(Chart and figure data)
──────────────────────────────

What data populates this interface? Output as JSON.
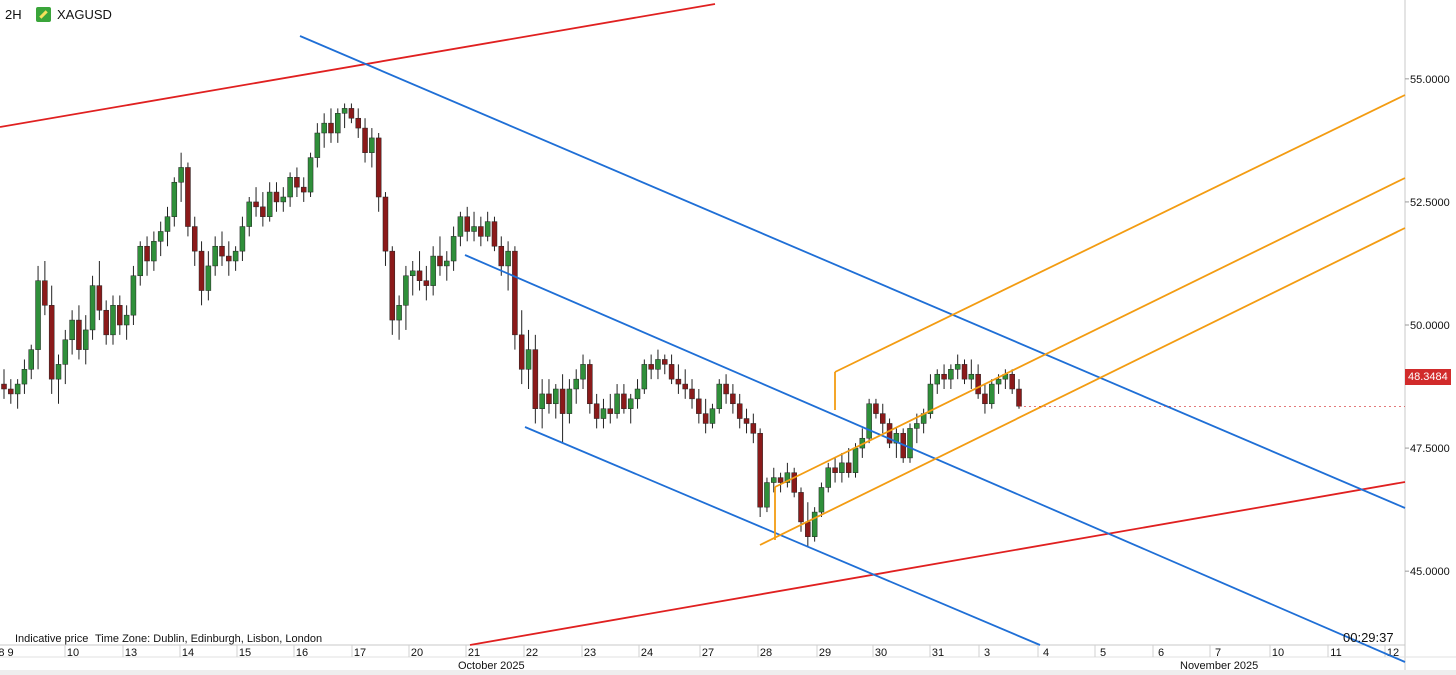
{
  "header": {
    "timeframe": "2H",
    "symbol": "XAGUSD"
  },
  "footer": {
    "indicative": "Indicative price",
    "timezone": "Time Zone: Dublin, Edinburgh, Lisbon, London",
    "countdown": "00:29:37"
  },
  "price_label": "48.3484",
  "colors": {
    "up": "#2f8f3a",
    "down": "#8b1a1a",
    "blue": "#1f6fd6",
    "orange": "#f39c12",
    "red": "#e02020",
    "grid": "#e6e6e6"
  },
  "chart_data": {
    "type": "candlestick",
    "symbol": "XAGUSD",
    "timeframe": "2H",
    "ylim": [
      43.5,
      56.5
    ],
    "y_ticks": [
      "55.0000",
      "52.5000",
      "50.0000",
      "47.5000",
      "45.0000"
    ],
    "x_ticks": [
      "8 9",
      "10",
      "13",
      "14",
      "15",
      "16",
      "17",
      "20",
      "21",
      "22",
      "23",
      "24",
      "27",
      "28",
      "29",
      "30",
      "31",
      "3",
      "4",
      "5",
      "6",
      "7",
      "10",
      "11",
      "12"
    ],
    "month_labels": [
      "October 2025",
      "November 2025"
    ],
    "last_price": 48.3484,
    "candles": [
      [
        48.8,
        49.1,
        48.5,
        48.7
      ],
      [
        48.7,
        48.9,
        48.4,
        48.6
      ],
      [
        48.6,
        48.9,
        48.3,
        48.8
      ],
      [
        48.8,
        49.3,
        48.6,
        49.1
      ],
      [
        49.1,
        49.6,
        48.9,
        49.5
      ],
      [
        49.5,
        51.2,
        49.1,
        50.9
      ],
      [
        50.9,
        51.3,
        50.2,
        50.4
      ],
      [
        50.4,
        50.8,
        48.6,
        48.9
      ],
      [
        48.9,
        49.4,
        48.4,
        49.2
      ],
      [
        49.2,
        49.9,
        48.8,
        49.7
      ],
      [
        49.7,
        50.3,
        49.4,
        50.1
      ],
      [
        50.1,
        50.4,
        49.3,
        49.5
      ],
      [
        49.5,
        50.2,
        49.2,
        49.9
      ],
      [
        49.9,
        51.0,
        49.7,
        50.8
      ],
      [
        50.8,
        51.3,
        50.1,
        50.3
      ],
      [
        50.3,
        50.5,
        49.6,
        49.8
      ],
      [
        49.8,
        50.6,
        49.6,
        50.4
      ],
      [
        50.4,
        50.6,
        49.8,
        50.0
      ],
      [
        50.0,
        50.4,
        49.7,
        50.2
      ],
      [
        50.2,
        51.2,
        50.0,
        51.0
      ],
      [
        51.0,
        51.7,
        50.8,
        51.6
      ],
      [
        51.6,
        51.8,
        51.0,
        51.3
      ],
      [
        51.3,
        51.9,
        51.1,
        51.7
      ],
      [
        51.7,
        52.1,
        51.4,
        51.9
      ],
      [
        51.9,
        52.4,
        51.6,
        52.2
      ],
      [
        52.2,
        53.0,
        52.0,
        52.9
      ],
      [
        52.9,
        53.5,
        52.5,
        53.2
      ],
      [
        53.2,
        53.3,
        51.8,
        52.0
      ],
      [
        52.0,
        52.2,
        51.2,
        51.5
      ],
      [
        51.5,
        51.7,
        50.4,
        50.7
      ],
      [
        50.7,
        51.5,
        50.5,
        51.2
      ],
      [
        51.2,
        51.8,
        51.0,
        51.6
      ],
      [
        51.6,
        51.9,
        51.2,
        51.4
      ],
      [
        51.4,
        51.7,
        51.0,
        51.3
      ],
      [
        51.3,
        51.6,
        51.1,
        51.5
      ],
      [
        51.5,
        52.2,
        51.3,
        52.0
      ],
      [
        52.0,
        52.6,
        51.8,
        52.5
      ],
      [
        52.5,
        52.8,
        52.2,
        52.4
      ],
      [
        52.4,
        52.7,
        52.0,
        52.2
      ],
      [
        52.2,
        52.9,
        52.1,
        52.7
      ],
      [
        52.7,
        52.9,
        52.3,
        52.5
      ],
      [
        52.5,
        52.8,
        52.3,
        52.6
      ],
      [
        52.6,
        53.1,
        52.4,
        53.0
      ],
      [
        53.0,
        53.2,
        52.6,
        52.8
      ],
      [
        52.8,
        53.0,
        52.5,
        52.7
      ],
      [
        52.7,
        53.5,
        52.6,
        53.4
      ],
      [
        53.4,
        54.1,
        53.2,
        53.9
      ],
      [
        53.9,
        54.3,
        53.6,
        54.1
      ],
      [
        54.1,
        54.4,
        53.7,
        53.9
      ],
      [
        53.9,
        54.4,
        53.7,
        54.3
      ],
      [
        54.3,
        54.5,
        54.0,
        54.4
      ],
      [
        54.4,
        54.5,
        54.1,
        54.2
      ],
      [
        54.2,
        54.4,
        53.8,
        54.0
      ],
      [
        54.0,
        54.2,
        53.3,
        53.5
      ],
      [
        53.5,
        54.0,
        53.2,
        53.8
      ],
      [
        53.8,
        53.9,
        52.3,
        52.6
      ],
      [
        52.6,
        52.7,
        51.2,
        51.5
      ],
      [
        51.5,
        51.6,
        49.8,
        50.1
      ],
      [
        50.1,
        50.6,
        49.7,
        50.4
      ],
      [
        50.4,
        51.2,
        49.9,
        51.0
      ],
      [
        51.0,
        51.3,
        50.6,
        51.1
      ],
      [
        51.1,
        51.5,
        50.7,
        50.9
      ],
      [
        50.9,
        51.2,
        50.5,
        50.8
      ],
      [
        50.8,
        51.6,
        50.6,
        51.4
      ],
      [
        51.4,
        51.8,
        51.0,
        51.2
      ],
      [
        51.2,
        51.5,
        50.9,
        51.3
      ],
      [
        51.3,
        52.0,
        51.1,
        51.8
      ],
      [
        51.8,
        52.3,
        51.6,
        52.2
      ],
      [
        52.2,
        52.4,
        51.7,
        51.9
      ],
      [
        51.9,
        52.3,
        51.7,
        52.0
      ],
      [
        52.0,
        52.2,
        51.6,
        51.8
      ],
      [
        51.8,
        52.3,
        51.7,
        52.1
      ],
      [
        52.1,
        52.2,
        51.5,
        51.6
      ],
      [
        51.6,
        51.8,
        51.0,
        51.2
      ],
      [
        51.2,
        51.7,
        50.7,
        51.5
      ],
      [
        51.5,
        51.6,
        49.5,
        49.8
      ],
      [
        49.8,
        50.3,
        48.8,
        49.1
      ],
      [
        49.1,
        49.9,
        48.7,
        49.5
      ],
      [
        49.5,
        49.8,
        48.0,
        48.3
      ],
      [
        48.3,
        48.9,
        47.9,
        48.6
      ],
      [
        48.6,
        48.9,
        48.2,
        48.4
      ],
      [
        48.4,
        48.8,
        48.1,
        48.7
      ],
      [
        48.7,
        49.0,
        47.6,
        48.2
      ],
      [
        48.2,
        48.9,
        48.0,
        48.7
      ],
      [
        48.7,
        49.1,
        48.4,
        48.9
      ],
      [
        48.9,
        49.4,
        48.7,
        49.2
      ],
      [
        49.2,
        49.3,
        48.2,
        48.4
      ],
      [
        48.4,
        48.6,
        47.9,
        48.1
      ],
      [
        48.1,
        48.5,
        47.9,
        48.3
      ],
      [
        48.3,
        48.6,
        48.0,
        48.2
      ],
      [
        48.2,
        48.8,
        48.1,
        48.6
      ],
      [
        48.6,
        48.8,
        48.2,
        48.3
      ],
      [
        48.3,
        48.6,
        48.0,
        48.5
      ],
      [
        48.5,
        48.9,
        48.3,
        48.7
      ],
      [
        48.7,
        49.3,
        48.6,
        49.2
      ],
      [
        49.2,
        49.4,
        48.9,
        49.1
      ],
      [
        49.1,
        49.5,
        48.9,
        49.3
      ],
      [
        49.3,
        49.4,
        49.0,
        49.2
      ],
      [
        49.2,
        49.4,
        48.8,
        48.9
      ],
      [
        48.9,
        49.2,
        48.6,
        48.8
      ],
      [
        48.8,
        49.1,
        48.5,
        48.7
      ],
      [
        48.7,
        48.9,
        48.3,
        48.5
      ],
      [
        48.5,
        48.7,
        48.0,
        48.2
      ],
      [
        48.2,
        48.5,
        47.8,
        48.0
      ],
      [
        48.0,
        48.4,
        47.9,
        48.3
      ],
      [
        48.3,
        48.9,
        48.2,
        48.8
      ],
      [
        48.8,
        49.0,
        48.4,
        48.6
      ],
      [
        48.6,
        48.8,
        48.2,
        48.4
      ],
      [
        48.4,
        48.6,
        47.9,
        48.1
      ],
      [
        48.1,
        48.3,
        47.8,
        48.0
      ],
      [
        48.0,
        48.2,
        47.6,
        47.8
      ],
      [
        47.8,
        47.9,
        46.1,
        46.3
      ],
      [
        46.3,
        46.9,
        46.2,
        46.8
      ],
      [
        46.8,
        47.1,
        46.6,
        46.9
      ],
      [
        46.9,
        47.0,
        46.6,
        46.8
      ],
      [
        46.8,
        47.2,
        46.7,
        47.0
      ],
      [
        47.0,
        47.1,
        46.5,
        46.6
      ],
      [
        46.6,
        46.7,
        45.8,
        46.0
      ],
      [
        46.0,
        46.4,
        45.5,
        45.7
      ],
      [
        45.7,
        46.3,
        45.6,
        46.2
      ],
      [
        46.2,
        46.8,
        46.1,
        46.7
      ],
      [
        46.7,
        47.2,
        46.6,
        47.1
      ],
      [
        47.1,
        47.3,
        46.8,
        47.0
      ],
      [
        47.0,
        47.4,
        46.8,
        47.2
      ],
      [
        47.2,
        47.5,
        46.9,
        47.0
      ],
      [
        47.0,
        47.6,
        46.9,
        47.5
      ],
      [
        47.5,
        47.9,
        47.3,
        47.7
      ],
      [
        47.7,
        48.5,
        47.6,
        48.4
      ],
      [
        48.4,
        48.5,
        48.1,
        48.2
      ],
      [
        48.2,
        48.4,
        47.8,
        48.0
      ],
      [
        48.0,
        48.1,
        47.5,
        47.6
      ],
      [
        47.6,
        47.9,
        47.3,
        47.8
      ],
      [
        47.8,
        47.9,
        47.2,
        47.3
      ],
      [
        47.3,
        48.0,
        47.2,
        47.9
      ],
      [
        47.9,
        48.2,
        47.6,
        48.0
      ],
      [
        48.0,
        48.3,
        47.8,
        48.2
      ],
      [
        48.2,
        49.0,
        48.1,
        48.8
      ],
      [
        48.8,
        49.1,
        48.6,
        49.0
      ],
      [
        49.0,
        49.2,
        48.7,
        48.9
      ],
      [
        48.9,
        49.2,
        48.7,
        49.1
      ],
      [
        49.1,
        49.4,
        48.9,
        49.2
      ],
      [
        49.2,
        49.3,
        48.8,
        48.9
      ],
      [
        48.9,
        49.3,
        48.7,
        49.0
      ],
      [
        49.0,
        49.2,
        48.5,
        48.6
      ],
      [
        48.6,
        48.8,
        48.2,
        48.4
      ],
      [
        48.4,
        48.9,
        48.3,
        48.8
      ],
      [
        48.8,
        49.0,
        48.6,
        48.9
      ],
      [
        48.9,
        49.1,
        48.7,
        49.0
      ],
      [
        49.0,
        49.1,
        48.6,
        48.7
      ],
      [
        48.7,
        48.9,
        48.3,
        48.35
      ]
    ],
    "annotations": [
      {
        "type": "trendline",
        "color": "red",
        "label": "upper red line"
      },
      {
        "type": "trendline",
        "color": "red",
        "label": "lower red line"
      },
      {
        "type": "channel",
        "color": "blue",
        "label": "descending channel"
      },
      {
        "type": "channel",
        "color": "orange",
        "label": "ascending channel"
      }
    ]
  }
}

──────────────────────────────

Exercise goal: In the listing above, locate each line with "channel" and copy it.

Written response:
        "type": "channel",
        "label": "descending channel"
        "type": "channel",
        "label": "ascending channel"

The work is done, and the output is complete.